▽
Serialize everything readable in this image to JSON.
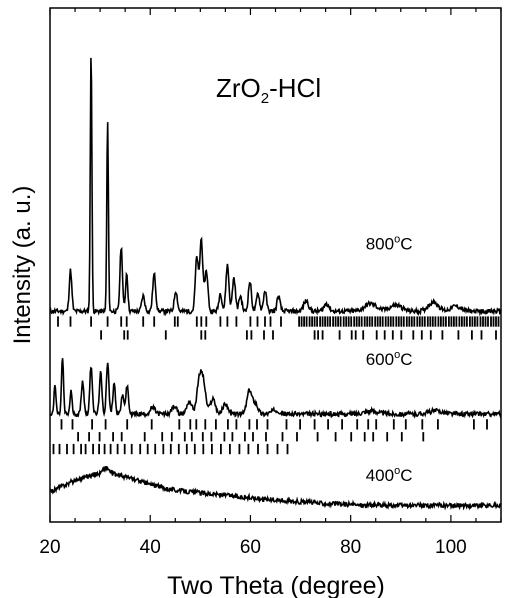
{
  "chart_data": {
    "type": "line",
    "title_parts": {
      "main": "ZrO",
      "sub": "2",
      "rest": "-HCl"
    },
    "xlabel": "Two Theta (degree)",
    "ylabel": "Intensity (a. u.)",
    "xlim": [
      20,
      110
    ],
    "ylim": [
      0,
      10
    ],
    "xticks": [
      20,
      40,
      60,
      80,
      100
    ],
    "yticks": "none",
    "grid": false,
    "legend": "none",
    "series": [
      {
        "label": "800°C",
        "label_parts": {
          "value": "800",
          "sup": "o",
          "unit": "C"
        },
        "label_at": [
          83,
          5.3
        ],
        "baseline": 4.1,
        "line_color": "#000000",
        "peaks": [
          [
            24.1,
            0.8,
            0.25
          ],
          [
            28.2,
            5.1,
            0.16
          ],
          [
            31.5,
            3.7,
            0.16
          ],
          [
            34.2,
            1.25,
            0.25
          ],
          [
            35.3,
            0.75,
            0.22
          ],
          [
            38.6,
            0.3,
            0.3
          ],
          [
            40.8,
            0.72,
            0.3
          ],
          [
            45.1,
            0.4,
            0.3
          ],
          [
            49.3,
            1.05,
            0.3
          ],
          [
            50.2,
            1.4,
            0.3
          ],
          [
            51.2,
            0.8,
            0.3
          ],
          [
            54.0,
            0.35,
            0.3
          ],
          [
            55.4,
            0.9,
            0.3
          ],
          [
            56.7,
            0.65,
            0.3
          ],
          [
            58.0,
            0.3,
            0.3
          ],
          [
            59.9,
            0.58,
            0.3
          ],
          [
            61.5,
            0.35,
            0.3
          ],
          [
            62.9,
            0.4,
            0.3
          ],
          [
            65.6,
            0.3,
            0.3
          ],
          [
            71.1,
            0.2,
            0.5
          ],
          [
            75.2,
            0.15,
            0.5
          ],
          [
            84.0,
            0.15,
            1.2
          ],
          [
            89.0,
            0.12,
            1.2
          ],
          [
            96.5,
            0.18,
            1.0
          ],
          [
            101.0,
            0.1,
            1.0
          ]
        ],
        "refs_rows": [
          {
            "y": 3.8,
            "h": 0.2,
            "positions": [
              21.6,
              24.1,
              28.2,
              31.5,
              34.2,
              35.3,
              38.6,
              40.8,
              44.9,
              45.5,
              49.3,
              50.2,
              51.2,
              54.0,
              55.4,
              57.2,
              60.0,
              61.4,
              62.9,
              64.0,
              66.1,
              69.7,
              70.2,
              70.7,
              71.2,
              71.8,
              72.3,
              72.8,
              73.3,
              73.9,
              74.4,
              74.9,
              75.4,
              75.9,
              76.5,
              77.0,
              77.5,
              78.0,
              78.6,
              79.1,
              79.6,
              80.1,
              80.7,
              81.2,
              81.7,
              82.2,
              82.8,
              83.3,
              83.8,
              84.3,
              84.9,
              85.4,
              85.9,
              86.4,
              87.0,
              87.5,
              88.0,
              88.5,
              89.1,
              89.6,
              90.1,
              90.6,
              91.2,
              91.7,
              92.2,
              92.7,
              93.3,
              93.8,
              94.3,
              94.8,
              95.4,
              95.9,
              96.4,
              96.9,
              97.5,
              98.0,
              98.5,
              99.0,
              99.6,
              100.1,
              100.6,
              101.1,
              101.7,
              102.2,
              102.7,
              103.2,
              103.8,
              104.3,
              104.8,
              105.3,
              105.9,
              106.4,
              106.9,
              107.4,
              108.0,
              108.5,
              109.0,
              109.5
            ]
          },
          {
            "y": 3.55,
            "h": 0.18,
            "positions": [
              30.2,
              34.8,
              35.5,
              43.1,
              50.2,
              51.0,
              59.3,
              60.2,
              62.7,
              64.5,
              72.8,
              73.5,
              74.4,
              77.8,
              80.2,
              81.0,
              82.5,
              85.2,
              86.8,
              88.4,
              90.1,
              92.5,
              94.2,
              96.0,
              98.3,
              101.5,
              104.2,
              106.1,
              109.0
            ]
          }
        ]
      },
      {
        "label": "600°C",
        "label_parts": {
          "value": "600",
          "sup": "o",
          "unit": "C"
        },
        "label_at": [
          83,
          3.05
        ],
        "baseline": 2.1,
        "line_color": "#000000",
        "peaks": [
          [
            21.0,
            0.55,
            0.2
          ],
          [
            22.5,
            1.1,
            0.2
          ],
          [
            24.2,
            0.45,
            0.2
          ],
          [
            26.5,
            0.65,
            0.25
          ],
          [
            28.2,
            0.95,
            0.25
          ],
          [
            30.1,
            0.8,
            0.25
          ],
          [
            31.5,
            1.0,
            0.25
          ],
          [
            32.8,
            0.6,
            0.25
          ],
          [
            34.5,
            0.35,
            0.3
          ],
          [
            35.4,
            0.55,
            0.25
          ],
          [
            40.5,
            0.12,
            0.5
          ],
          [
            44.8,
            0.15,
            0.5
          ],
          [
            47.8,
            0.25,
            0.5
          ],
          [
            49.8,
            0.6,
            0.5
          ],
          [
            50.6,
            0.55,
            0.5
          ],
          [
            52.5,
            0.3,
            0.5
          ],
          [
            55.0,
            0.2,
            0.5
          ],
          [
            59.8,
            0.45,
            0.5
          ],
          [
            61.0,
            0.2,
            0.5
          ],
          [
            65.0,
            0.08,
            0.8
          ],
          [
            84.0,
            0.06,
            1.5
          ],
          [
            97.0,
            0.06,
            1.5
          ]
        ],
        "refs_rows": [
          {
            "y": 1.8,
            "h": 0.2,
            "positions": [
              22.3,
              24.5,
              28.4,
              31.1,
              35.4,
              40.3,
              45.8,
              48.0,
              49.2,
              51.0,
              53.1,
              55.5,
              57.2,
              59.8,
              61.3,
              63.4,
              67.2,
              69.9,
              72.8,
              75.5,
              78.3,
              81.3,
              83.5,
              85.1,
              88.6,
              91.0,
              94.3,
              97.4,
              104.6,
              107.2
            ]
          },
          {
            "y": 1.57,
            "h": 0.18,
            "positions": [
              25.6,
              27.8,
              29.9,
              32.6,
              34.3,
              38.9,
              42.4,
              44.3,
              46.9,
              48.3,
              50.5,
              52.2,
              54.8,
              56.4,
              58.9,
              60.5,
              63.1,
              66.4,
              69.3,
              73.4,
              77.0,
              80.1,
              82.8,
              84.5,
              87.3,
              90.2,
              94.5
            ]
          },
          {
            "y": 1.32,
            "h": 0.2,
            "positions": [
              20.7,
              21.9,
              23.4,
              24.7,
              26.2,
              27.1,
              28.6,
              29.8,
              30.9,
              32.1,
              33.5,
              34.9,
              36.3,
              38.0,
              39.5,
              41.0,
              42.6,
              44.1,
              45.7,
              47.3,
              48.9,
              50.6,
              52.3,
              54.1,
              55.9,
              57.8,
              59.6,
              61.5,
              63.4,
              65.4,
              67.4
            ]
          }
        ]
      },
      {
        "label": "400°C",
        "label_parts": {
          "value": "400",
          "sup": "o",
          "unit": "C"
        },
        "label_at": [
          83,
          0.8
        ],
        "baseline": 0.32,
        "line_color": "#000000",
        "peaks": [
          [
            30.0,
            0.58,
            8.0
          ],
          [
            31.2,
            0.12,
            0.6
          ],
          [
            49.0,
            0.22,
            10.0
          ],
          [
            68.0,
            0.05,
            8.0
          ]
        ],
        "refs_rows": []
      }
    ]
  }
}
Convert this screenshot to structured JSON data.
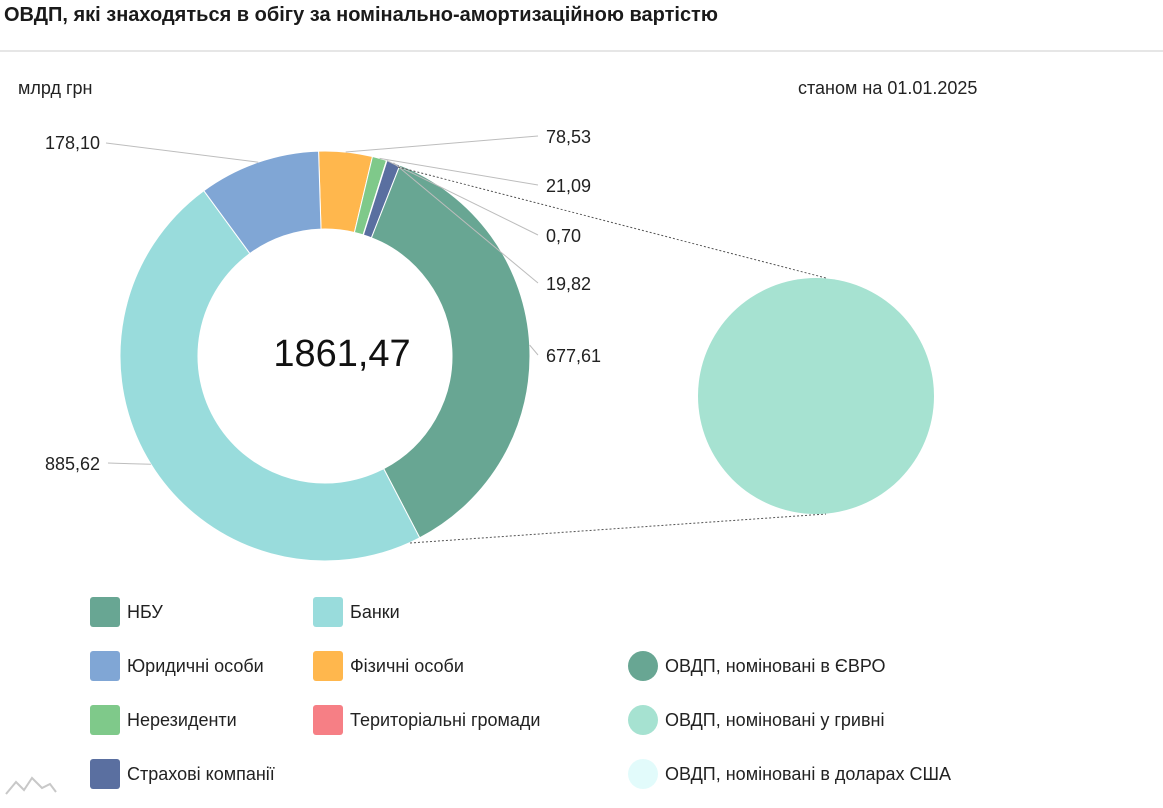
{
  "title": "ОВДП, які знаходяться в обігу за номінально-амортизаційною вартістю",
  "unit_label": "млрд грн",
  "as_of_label": "станом на 01.01.2025",
  "chart_data": {
    "type": "pie",
    "variant": "donut with breakout circle",
    "total_label": "1861,47",
    "slices": [
      {
        "name": "НБУ",
        "value": 677.61,
        "label": "677,61",
        "color": "#68a693"
      },
      {
        "name": "Банки",
        "value": 885.62,
        "label": "885,62",
        "color": "#99dcdc"
      },
      {
        "name": "Юридичні особи",
        "value": 178.1,
        "label": "178,10",
        "color": "#80a6d5"
      },
      {
        "name": "Фізичні особи",
        "value": 78.53,
        "label": "78,53",
        "color": "#ffb74d"
      },
      {
        "name": "Нерезиденти",
        "value": 21.09,
        "label": "21,09",
        "color": "#7fc98a"
      },
      {
        "name": "Територіальні громади",
        "value": 0.7,
        "label": "0,70",
        "color": "#f67f85"
      },
      {
        "name": "Страхові компанії",
        "value": 19.82,
        "label": "19,82",
        "color": "#5a6fa0"
      }
    ],
    "breakout": {
      "source_slice": "НБУ",
      "segments": [
        {
          "name": "ОВДП, номіновані в ЄВРО",
          "color": "#68a693"
        },
        {
          "name": "ОВДП, номіновані у гривні",
          "color": "#a6e2d1"
        },
        {
          "name": "ОВДП, номіновані в доларах США",
          "color": "#e2fbfb"
        }
      ]
    },
    "legend_position": "bottom"
  },
  "icons": {
    "logo": "mountain-logo-icon"
  }
}
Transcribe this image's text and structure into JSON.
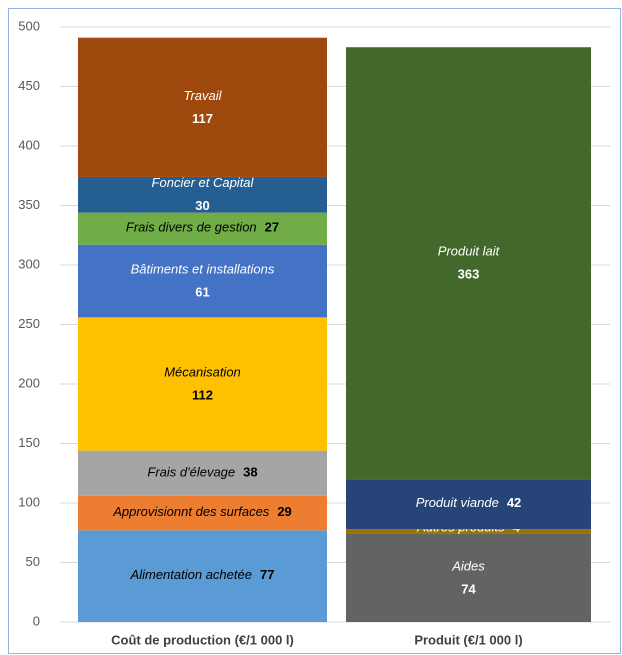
△
* [EXERCISE]: Copy all lines from the material that include "image".

* [ANSWER BELOW]:
Serialize everything readable in this image to JSON.
Transcribe this image's text and structure into JSON.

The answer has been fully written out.